§ **Input for this task**
+ + +
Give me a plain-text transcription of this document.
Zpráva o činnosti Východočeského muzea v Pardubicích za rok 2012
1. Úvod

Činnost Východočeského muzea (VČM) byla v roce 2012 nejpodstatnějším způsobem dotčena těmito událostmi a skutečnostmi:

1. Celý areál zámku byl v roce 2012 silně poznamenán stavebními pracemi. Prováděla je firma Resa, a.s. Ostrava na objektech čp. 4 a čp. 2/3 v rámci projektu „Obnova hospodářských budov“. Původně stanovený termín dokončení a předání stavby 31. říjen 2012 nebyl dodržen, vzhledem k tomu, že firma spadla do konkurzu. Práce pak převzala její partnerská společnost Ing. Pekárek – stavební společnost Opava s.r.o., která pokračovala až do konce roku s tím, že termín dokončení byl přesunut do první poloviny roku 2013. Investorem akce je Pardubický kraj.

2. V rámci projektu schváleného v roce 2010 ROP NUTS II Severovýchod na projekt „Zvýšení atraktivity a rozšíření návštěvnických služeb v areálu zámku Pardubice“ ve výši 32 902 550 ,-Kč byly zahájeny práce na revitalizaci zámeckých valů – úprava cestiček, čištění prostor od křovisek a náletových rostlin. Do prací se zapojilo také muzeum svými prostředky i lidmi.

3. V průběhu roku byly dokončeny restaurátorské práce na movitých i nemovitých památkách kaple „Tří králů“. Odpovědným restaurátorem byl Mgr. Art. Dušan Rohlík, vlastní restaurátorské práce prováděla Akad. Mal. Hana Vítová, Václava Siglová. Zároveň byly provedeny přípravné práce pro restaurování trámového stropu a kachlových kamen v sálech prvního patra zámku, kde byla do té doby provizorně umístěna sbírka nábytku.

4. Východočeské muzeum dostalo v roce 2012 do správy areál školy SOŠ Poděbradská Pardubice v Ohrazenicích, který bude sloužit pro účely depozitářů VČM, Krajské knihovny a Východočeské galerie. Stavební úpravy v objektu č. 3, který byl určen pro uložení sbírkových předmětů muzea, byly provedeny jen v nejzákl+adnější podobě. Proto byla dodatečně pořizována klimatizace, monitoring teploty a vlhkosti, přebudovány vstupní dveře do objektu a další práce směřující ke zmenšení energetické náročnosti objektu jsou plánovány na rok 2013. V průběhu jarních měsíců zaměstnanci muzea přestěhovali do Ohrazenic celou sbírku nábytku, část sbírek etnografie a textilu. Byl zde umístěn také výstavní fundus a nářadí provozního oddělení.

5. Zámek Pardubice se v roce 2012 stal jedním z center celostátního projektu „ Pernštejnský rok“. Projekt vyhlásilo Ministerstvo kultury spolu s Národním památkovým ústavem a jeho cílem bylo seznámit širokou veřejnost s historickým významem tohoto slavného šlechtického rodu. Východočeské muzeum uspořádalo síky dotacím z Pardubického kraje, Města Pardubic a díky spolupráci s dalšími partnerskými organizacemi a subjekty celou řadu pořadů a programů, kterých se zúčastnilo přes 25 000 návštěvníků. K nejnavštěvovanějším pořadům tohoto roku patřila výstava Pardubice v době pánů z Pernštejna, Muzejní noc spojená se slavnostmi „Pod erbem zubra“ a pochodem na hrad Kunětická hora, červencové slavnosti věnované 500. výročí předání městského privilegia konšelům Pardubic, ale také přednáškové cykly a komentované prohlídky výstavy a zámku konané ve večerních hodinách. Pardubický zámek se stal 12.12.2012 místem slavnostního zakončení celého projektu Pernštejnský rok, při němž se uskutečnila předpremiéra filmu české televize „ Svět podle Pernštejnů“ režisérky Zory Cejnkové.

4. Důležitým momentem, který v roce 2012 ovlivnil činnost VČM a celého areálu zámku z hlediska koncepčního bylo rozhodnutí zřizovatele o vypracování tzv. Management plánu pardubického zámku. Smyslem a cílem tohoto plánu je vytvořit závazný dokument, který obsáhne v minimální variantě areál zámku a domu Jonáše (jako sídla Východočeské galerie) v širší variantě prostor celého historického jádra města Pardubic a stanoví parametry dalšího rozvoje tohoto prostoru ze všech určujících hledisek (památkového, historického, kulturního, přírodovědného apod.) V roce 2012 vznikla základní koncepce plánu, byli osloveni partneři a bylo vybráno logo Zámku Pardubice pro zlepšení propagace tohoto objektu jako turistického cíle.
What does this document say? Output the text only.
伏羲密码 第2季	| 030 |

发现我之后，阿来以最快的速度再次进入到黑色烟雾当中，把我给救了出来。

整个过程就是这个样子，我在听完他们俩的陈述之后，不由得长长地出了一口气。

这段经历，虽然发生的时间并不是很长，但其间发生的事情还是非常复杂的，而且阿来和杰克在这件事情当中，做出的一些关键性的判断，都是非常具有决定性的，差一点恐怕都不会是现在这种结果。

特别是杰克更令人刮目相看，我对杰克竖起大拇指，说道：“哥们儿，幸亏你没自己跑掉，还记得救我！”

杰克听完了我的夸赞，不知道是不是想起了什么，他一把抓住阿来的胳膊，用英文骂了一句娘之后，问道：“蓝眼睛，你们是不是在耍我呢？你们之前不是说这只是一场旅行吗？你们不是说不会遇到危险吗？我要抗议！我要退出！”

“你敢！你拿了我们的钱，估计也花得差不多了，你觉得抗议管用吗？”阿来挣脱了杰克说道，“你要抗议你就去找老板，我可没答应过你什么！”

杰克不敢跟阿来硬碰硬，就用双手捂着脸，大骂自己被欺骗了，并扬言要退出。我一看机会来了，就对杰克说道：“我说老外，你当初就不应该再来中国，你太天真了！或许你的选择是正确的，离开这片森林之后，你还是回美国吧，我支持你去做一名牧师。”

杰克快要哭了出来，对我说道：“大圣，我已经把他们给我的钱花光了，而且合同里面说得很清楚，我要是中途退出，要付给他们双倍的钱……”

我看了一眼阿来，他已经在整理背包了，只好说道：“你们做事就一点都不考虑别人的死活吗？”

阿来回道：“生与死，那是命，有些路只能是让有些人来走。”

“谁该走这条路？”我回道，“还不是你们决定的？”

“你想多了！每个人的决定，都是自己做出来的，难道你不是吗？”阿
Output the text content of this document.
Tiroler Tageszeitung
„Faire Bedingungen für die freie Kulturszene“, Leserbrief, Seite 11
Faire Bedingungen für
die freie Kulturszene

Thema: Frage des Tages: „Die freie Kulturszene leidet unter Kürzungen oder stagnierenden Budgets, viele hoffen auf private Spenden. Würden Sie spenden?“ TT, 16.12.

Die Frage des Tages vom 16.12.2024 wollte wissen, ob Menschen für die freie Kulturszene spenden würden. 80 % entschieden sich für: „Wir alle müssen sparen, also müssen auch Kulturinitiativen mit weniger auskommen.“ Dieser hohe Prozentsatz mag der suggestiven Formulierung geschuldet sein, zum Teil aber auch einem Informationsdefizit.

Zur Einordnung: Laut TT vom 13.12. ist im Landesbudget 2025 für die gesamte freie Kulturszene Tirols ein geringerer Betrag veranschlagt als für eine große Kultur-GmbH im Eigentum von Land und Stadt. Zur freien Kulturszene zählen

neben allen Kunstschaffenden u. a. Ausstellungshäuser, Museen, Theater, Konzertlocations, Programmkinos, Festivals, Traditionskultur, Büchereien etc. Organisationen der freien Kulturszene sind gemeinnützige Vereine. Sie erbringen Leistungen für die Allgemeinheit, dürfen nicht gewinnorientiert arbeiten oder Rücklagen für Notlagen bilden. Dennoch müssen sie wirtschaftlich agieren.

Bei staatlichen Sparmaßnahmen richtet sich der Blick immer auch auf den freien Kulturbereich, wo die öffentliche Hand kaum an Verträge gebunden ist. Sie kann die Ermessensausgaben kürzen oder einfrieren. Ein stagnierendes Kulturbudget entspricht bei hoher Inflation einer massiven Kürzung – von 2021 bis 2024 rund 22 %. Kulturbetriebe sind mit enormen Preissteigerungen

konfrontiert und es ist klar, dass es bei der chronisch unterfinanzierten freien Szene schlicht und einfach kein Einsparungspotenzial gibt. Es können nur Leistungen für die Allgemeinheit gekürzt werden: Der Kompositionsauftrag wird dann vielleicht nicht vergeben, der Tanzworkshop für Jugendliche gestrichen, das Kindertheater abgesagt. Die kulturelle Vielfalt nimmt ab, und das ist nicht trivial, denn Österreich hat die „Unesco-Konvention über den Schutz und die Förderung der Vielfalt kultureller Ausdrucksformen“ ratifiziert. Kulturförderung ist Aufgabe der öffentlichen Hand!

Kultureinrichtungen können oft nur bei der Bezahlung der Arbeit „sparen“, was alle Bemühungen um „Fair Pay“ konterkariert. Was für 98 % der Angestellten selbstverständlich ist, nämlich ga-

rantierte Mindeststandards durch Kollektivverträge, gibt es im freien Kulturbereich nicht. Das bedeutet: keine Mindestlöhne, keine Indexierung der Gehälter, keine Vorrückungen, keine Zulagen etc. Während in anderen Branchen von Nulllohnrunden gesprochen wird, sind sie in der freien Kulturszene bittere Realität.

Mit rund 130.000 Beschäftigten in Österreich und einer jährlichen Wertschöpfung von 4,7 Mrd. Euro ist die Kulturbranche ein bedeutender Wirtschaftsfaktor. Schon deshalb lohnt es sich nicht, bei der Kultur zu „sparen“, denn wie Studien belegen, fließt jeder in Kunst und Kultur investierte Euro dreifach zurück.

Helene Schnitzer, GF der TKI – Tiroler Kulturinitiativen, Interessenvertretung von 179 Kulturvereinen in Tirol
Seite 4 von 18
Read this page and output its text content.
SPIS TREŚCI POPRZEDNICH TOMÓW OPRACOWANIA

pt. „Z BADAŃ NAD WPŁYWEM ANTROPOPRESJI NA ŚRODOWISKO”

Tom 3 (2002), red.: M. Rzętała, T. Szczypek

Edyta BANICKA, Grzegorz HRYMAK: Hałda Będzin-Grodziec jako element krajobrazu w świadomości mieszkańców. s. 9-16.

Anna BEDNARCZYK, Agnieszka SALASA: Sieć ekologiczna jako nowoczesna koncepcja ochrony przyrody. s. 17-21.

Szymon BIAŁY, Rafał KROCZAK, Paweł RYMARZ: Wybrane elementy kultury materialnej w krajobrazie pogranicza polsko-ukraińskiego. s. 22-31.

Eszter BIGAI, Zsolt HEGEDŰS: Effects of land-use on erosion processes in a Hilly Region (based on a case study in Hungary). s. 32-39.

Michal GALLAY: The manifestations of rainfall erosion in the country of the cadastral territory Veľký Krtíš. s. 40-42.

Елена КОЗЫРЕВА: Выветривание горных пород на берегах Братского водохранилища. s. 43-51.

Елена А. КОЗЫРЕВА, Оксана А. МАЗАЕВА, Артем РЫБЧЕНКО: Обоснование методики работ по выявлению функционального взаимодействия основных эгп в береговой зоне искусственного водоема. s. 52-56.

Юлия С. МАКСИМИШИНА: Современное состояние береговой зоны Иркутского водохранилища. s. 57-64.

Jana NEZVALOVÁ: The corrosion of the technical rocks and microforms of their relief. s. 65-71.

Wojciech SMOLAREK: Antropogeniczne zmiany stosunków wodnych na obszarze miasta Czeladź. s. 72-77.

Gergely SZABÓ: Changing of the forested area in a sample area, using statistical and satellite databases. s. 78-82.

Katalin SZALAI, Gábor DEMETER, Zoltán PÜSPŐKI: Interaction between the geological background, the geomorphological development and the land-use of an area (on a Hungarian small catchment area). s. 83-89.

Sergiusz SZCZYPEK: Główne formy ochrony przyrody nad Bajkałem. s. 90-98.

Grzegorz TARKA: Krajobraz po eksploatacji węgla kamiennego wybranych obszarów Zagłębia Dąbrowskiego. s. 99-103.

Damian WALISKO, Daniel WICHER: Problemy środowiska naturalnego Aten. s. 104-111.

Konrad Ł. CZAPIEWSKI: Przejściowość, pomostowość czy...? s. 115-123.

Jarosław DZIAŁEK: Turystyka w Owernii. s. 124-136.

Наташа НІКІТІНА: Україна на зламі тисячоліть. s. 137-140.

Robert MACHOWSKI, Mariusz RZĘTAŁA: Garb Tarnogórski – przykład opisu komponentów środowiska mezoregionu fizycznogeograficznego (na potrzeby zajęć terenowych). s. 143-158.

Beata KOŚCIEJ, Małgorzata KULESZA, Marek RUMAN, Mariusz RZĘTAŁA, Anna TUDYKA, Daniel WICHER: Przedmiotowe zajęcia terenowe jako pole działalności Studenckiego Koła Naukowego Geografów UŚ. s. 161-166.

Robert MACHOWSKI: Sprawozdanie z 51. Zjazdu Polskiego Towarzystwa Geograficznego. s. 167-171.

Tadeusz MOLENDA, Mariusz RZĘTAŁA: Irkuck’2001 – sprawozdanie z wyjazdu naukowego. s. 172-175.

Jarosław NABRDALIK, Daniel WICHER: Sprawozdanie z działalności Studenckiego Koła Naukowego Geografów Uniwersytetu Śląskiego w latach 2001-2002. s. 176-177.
+ + +
§ **What to produce**
Pick out and copy the lines of the entries that hold the string "können".

§ **Complete output**
konfrontiert und es ist klar, dass es bei der chronisch unterfinanzierten freien Szene schlicht und einfach kein Einsparungspotenzial gibt. Es können nur Leistungen für die Allgemeinheit gekürzt werden: Der Kompositionsauftrag wird dann vielleicht nicht vergeben, der Tanzworkshop für Jugendliche gestrichen, das Kindertheater abgesagt. Die kulturelle Vielfalt nimmt ab, und das ist nicht trivial, denn Österreich hat die „Unesco-Konvention über den Schutz und die Förderung der Vielfalt kultureller Ausdrucksformen“ ratifiziert. Kulturförderung ist Aufgabe der öffentlichen Hand!
Kultureinrichtungen können oft nur bei der Bezahlung der Arbeit „sparen“, was alle Bemühungen um „Fair Pay“ konterkariert. Was für 98 % der Angestellten selbstverständlich ist, nämlich ga-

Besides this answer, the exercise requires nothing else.